**What the exercise asks:** Determine the count of lines holding the string "Werte". Return only the number.

········

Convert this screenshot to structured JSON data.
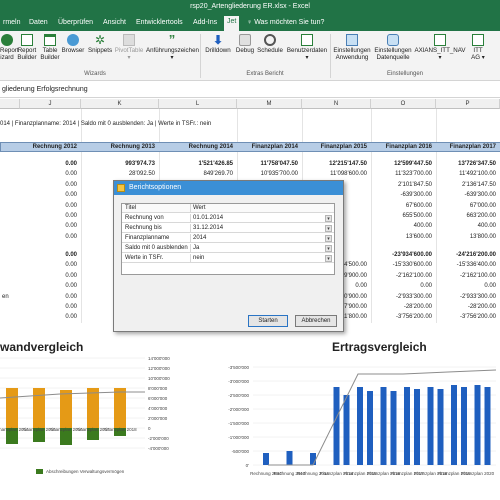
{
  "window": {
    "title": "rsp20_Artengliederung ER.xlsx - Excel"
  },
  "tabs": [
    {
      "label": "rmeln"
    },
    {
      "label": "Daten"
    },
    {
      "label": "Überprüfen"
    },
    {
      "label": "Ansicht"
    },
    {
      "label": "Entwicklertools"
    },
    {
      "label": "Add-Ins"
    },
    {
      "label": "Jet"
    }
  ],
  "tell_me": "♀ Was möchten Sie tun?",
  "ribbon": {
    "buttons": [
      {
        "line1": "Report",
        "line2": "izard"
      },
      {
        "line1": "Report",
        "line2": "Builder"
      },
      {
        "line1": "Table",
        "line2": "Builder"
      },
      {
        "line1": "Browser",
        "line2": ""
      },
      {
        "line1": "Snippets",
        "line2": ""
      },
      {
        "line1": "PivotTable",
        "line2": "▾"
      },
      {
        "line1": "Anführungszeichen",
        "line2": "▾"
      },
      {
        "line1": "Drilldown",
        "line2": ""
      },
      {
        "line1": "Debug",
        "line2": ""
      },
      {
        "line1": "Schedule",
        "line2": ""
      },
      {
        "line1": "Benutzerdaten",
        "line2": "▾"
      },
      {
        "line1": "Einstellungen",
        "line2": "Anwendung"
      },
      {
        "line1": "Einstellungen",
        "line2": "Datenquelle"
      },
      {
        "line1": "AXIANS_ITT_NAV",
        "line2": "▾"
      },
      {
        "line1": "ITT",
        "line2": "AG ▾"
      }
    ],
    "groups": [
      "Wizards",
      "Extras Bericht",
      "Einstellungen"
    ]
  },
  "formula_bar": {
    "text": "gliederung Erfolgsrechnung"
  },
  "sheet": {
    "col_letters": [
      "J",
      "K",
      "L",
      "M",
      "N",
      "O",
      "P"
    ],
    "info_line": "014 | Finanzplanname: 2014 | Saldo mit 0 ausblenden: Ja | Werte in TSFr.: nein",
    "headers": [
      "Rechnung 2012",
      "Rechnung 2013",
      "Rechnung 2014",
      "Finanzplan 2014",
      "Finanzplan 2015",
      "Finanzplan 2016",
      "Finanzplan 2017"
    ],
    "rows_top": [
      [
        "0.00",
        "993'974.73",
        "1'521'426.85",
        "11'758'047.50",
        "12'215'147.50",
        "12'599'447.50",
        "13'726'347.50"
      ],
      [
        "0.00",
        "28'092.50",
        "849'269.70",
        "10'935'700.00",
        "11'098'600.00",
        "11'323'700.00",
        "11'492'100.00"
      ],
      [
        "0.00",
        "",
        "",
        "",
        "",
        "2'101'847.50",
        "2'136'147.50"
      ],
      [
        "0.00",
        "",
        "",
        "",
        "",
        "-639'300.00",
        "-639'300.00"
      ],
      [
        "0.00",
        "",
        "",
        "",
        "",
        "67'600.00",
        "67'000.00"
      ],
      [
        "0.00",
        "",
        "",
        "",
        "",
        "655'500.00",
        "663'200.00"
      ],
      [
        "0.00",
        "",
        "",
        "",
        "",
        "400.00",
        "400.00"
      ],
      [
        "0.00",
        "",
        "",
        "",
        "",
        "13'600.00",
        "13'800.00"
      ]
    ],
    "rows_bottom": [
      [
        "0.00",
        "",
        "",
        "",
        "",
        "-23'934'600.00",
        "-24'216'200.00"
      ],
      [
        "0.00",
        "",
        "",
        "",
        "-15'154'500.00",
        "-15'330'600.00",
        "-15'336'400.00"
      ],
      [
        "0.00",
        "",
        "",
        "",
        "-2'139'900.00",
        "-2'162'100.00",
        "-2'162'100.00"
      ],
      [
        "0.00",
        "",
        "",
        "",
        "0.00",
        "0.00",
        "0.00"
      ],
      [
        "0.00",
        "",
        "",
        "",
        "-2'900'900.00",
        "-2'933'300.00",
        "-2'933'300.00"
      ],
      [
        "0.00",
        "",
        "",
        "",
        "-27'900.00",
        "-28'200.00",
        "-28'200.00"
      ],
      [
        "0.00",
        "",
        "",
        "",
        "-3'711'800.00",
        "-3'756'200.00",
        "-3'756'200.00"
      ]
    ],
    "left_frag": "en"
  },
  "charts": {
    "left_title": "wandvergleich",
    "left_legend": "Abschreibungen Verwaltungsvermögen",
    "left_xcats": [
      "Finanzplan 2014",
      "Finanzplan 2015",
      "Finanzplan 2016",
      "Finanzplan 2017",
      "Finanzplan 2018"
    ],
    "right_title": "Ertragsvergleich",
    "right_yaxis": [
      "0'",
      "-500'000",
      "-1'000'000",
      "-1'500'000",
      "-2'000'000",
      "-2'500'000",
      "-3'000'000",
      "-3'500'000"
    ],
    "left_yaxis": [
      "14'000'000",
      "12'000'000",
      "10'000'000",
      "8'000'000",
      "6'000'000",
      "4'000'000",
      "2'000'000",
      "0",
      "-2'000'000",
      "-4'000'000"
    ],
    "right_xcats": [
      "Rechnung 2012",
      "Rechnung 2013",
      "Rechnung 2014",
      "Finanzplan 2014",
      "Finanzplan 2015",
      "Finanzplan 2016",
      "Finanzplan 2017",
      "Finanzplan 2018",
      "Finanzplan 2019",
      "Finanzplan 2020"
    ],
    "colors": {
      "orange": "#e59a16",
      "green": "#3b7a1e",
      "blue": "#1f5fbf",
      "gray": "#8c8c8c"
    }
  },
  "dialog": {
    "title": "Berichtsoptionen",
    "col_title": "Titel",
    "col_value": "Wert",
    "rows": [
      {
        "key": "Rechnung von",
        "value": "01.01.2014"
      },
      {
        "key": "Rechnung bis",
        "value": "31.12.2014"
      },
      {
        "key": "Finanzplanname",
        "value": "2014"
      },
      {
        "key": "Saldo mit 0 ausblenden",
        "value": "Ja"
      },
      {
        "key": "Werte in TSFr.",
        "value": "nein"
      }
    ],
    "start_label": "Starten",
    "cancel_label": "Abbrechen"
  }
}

········

**The reply:** 2